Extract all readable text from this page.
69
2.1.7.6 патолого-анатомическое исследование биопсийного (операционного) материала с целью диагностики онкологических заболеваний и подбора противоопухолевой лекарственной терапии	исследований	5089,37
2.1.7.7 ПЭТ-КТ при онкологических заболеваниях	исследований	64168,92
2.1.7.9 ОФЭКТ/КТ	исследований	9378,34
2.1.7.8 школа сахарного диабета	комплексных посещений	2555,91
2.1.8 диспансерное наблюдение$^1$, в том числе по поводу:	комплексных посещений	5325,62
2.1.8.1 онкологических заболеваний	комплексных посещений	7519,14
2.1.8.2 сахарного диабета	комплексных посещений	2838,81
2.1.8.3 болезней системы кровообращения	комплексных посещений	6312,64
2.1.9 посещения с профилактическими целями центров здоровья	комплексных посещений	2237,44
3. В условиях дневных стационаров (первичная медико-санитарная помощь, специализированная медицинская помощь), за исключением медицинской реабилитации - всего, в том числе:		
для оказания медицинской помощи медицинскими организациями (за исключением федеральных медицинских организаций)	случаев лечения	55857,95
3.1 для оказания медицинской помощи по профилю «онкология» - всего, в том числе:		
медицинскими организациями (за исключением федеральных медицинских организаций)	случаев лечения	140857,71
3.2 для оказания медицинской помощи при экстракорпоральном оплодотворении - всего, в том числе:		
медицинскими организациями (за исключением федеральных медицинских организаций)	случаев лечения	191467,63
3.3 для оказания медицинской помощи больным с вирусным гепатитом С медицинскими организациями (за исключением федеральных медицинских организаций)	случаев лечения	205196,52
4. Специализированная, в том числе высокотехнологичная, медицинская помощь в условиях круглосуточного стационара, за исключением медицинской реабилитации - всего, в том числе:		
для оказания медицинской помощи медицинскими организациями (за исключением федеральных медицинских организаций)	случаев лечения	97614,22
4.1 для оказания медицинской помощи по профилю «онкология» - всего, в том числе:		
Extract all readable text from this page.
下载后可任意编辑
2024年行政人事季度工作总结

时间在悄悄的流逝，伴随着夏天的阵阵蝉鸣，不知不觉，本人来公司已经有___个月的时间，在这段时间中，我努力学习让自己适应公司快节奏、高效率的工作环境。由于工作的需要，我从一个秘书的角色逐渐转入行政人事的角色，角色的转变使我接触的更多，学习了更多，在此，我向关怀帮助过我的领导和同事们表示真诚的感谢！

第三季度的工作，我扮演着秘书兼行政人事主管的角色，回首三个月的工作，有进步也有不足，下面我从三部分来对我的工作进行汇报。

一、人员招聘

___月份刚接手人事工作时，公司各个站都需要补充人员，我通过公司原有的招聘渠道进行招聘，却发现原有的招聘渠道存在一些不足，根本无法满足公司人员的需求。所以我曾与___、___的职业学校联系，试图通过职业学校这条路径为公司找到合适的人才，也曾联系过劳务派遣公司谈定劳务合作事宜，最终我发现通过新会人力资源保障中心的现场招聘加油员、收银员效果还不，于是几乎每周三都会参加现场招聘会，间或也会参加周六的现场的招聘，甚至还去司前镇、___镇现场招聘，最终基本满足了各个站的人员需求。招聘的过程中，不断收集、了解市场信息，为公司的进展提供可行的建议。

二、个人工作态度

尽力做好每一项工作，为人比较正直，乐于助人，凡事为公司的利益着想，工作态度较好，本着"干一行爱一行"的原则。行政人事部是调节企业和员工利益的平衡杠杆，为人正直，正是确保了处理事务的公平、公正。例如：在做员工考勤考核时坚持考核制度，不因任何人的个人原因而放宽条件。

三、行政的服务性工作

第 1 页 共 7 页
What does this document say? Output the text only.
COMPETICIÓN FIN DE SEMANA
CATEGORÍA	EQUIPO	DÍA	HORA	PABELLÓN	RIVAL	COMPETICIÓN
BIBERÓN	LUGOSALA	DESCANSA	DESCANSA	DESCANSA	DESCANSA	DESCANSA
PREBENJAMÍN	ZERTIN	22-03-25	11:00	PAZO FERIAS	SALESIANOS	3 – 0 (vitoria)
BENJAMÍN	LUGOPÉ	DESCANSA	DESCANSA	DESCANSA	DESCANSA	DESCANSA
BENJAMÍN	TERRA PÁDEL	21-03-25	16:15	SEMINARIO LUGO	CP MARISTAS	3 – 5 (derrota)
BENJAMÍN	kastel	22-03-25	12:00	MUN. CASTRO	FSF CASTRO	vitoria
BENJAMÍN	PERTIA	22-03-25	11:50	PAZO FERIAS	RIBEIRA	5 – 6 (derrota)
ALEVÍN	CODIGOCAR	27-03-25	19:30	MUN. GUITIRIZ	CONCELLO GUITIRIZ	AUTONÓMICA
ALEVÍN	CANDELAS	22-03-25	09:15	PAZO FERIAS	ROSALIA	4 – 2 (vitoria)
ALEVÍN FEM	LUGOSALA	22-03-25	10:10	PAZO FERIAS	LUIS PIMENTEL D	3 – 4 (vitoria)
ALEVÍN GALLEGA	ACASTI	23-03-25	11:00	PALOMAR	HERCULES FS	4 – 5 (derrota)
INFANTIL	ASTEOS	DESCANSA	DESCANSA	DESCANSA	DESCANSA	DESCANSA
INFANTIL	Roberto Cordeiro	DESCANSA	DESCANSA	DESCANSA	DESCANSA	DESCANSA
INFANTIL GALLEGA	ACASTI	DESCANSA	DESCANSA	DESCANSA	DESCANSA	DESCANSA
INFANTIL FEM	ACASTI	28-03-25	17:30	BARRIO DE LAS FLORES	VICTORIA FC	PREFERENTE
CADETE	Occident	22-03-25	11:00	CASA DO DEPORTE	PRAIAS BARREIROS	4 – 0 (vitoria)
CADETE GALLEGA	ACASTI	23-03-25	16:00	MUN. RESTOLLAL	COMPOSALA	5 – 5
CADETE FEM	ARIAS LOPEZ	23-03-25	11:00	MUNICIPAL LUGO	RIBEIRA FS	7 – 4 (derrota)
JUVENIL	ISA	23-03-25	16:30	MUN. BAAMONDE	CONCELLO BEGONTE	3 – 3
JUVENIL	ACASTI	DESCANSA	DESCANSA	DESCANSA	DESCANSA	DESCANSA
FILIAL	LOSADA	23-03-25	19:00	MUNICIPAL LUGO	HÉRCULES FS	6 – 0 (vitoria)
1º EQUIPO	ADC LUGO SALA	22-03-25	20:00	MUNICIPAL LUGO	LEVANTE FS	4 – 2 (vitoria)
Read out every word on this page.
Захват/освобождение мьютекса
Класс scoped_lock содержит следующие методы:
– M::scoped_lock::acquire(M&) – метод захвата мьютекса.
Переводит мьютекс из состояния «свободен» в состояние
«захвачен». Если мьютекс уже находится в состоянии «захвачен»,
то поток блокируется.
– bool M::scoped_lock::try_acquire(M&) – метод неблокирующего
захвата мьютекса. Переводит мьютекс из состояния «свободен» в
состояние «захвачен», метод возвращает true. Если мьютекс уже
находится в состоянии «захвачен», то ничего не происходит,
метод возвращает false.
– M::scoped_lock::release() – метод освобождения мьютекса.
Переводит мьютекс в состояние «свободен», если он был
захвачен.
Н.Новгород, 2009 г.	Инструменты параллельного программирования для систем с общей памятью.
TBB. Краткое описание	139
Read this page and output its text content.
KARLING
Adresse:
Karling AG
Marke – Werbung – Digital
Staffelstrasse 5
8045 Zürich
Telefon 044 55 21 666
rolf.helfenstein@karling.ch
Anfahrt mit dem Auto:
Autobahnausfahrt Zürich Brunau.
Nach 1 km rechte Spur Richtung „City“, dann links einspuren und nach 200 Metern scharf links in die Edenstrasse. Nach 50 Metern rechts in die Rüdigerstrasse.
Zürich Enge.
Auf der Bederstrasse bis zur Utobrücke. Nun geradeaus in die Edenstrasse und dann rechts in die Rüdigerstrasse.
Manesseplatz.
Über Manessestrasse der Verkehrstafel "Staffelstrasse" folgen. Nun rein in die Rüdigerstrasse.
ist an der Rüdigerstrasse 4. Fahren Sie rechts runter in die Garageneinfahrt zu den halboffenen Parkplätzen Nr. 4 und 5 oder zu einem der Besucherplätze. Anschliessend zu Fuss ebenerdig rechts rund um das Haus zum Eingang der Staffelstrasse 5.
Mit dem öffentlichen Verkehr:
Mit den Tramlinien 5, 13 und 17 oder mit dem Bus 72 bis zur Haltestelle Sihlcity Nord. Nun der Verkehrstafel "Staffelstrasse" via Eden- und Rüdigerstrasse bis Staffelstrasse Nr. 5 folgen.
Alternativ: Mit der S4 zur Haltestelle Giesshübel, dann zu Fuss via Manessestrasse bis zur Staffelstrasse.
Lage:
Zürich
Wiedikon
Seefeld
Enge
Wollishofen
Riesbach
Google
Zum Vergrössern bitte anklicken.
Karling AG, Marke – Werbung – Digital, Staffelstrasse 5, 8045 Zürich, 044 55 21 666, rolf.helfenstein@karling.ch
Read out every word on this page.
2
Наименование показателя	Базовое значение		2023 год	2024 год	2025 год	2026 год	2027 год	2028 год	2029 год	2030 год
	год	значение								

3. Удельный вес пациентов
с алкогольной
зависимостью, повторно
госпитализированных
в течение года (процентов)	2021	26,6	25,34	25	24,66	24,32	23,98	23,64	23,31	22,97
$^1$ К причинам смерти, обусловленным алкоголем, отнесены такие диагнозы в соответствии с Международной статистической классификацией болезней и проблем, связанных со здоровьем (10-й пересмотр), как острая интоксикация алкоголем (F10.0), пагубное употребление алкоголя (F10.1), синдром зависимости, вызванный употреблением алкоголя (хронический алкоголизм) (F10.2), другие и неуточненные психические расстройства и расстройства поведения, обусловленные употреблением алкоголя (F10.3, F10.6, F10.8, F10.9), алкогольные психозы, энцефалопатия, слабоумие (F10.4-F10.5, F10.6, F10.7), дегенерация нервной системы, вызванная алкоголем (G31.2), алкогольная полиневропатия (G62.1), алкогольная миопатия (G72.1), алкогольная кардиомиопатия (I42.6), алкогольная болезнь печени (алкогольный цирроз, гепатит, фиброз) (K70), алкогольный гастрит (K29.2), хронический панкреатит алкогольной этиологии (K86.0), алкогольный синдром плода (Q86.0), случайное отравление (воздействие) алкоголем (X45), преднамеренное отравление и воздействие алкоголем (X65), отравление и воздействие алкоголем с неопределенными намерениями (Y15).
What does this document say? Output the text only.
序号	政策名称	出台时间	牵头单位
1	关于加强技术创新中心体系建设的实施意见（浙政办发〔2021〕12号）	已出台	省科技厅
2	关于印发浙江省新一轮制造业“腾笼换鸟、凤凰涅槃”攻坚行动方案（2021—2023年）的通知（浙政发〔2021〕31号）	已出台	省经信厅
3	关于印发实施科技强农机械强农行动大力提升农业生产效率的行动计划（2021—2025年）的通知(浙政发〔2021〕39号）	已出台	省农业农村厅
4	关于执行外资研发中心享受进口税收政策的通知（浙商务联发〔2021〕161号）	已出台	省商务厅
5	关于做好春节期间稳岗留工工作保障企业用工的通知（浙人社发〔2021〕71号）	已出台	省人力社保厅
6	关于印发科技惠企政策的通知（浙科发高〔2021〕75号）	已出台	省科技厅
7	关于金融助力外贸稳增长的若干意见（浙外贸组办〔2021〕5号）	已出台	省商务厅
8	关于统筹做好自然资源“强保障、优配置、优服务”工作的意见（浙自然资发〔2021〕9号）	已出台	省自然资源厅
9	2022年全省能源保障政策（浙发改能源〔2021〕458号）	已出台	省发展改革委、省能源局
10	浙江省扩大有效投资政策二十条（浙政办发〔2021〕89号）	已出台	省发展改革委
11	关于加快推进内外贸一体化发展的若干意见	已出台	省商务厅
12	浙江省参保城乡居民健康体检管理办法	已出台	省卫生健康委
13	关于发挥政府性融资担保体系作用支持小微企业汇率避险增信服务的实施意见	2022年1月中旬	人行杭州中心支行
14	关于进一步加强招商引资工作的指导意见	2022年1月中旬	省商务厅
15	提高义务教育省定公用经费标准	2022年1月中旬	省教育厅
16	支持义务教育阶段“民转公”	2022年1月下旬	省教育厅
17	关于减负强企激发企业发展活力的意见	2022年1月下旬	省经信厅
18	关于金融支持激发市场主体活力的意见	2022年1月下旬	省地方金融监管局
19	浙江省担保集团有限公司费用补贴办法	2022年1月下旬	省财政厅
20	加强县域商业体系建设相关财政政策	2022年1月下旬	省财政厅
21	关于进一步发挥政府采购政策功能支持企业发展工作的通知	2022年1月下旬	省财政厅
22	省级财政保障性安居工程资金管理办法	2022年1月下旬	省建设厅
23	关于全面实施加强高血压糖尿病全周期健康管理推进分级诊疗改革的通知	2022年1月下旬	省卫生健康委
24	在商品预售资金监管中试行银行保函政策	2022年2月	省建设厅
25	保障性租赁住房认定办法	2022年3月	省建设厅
※
## What to produce
How many lines in the records above contain the word "省教育厅"? Give only the number.

## Task output
2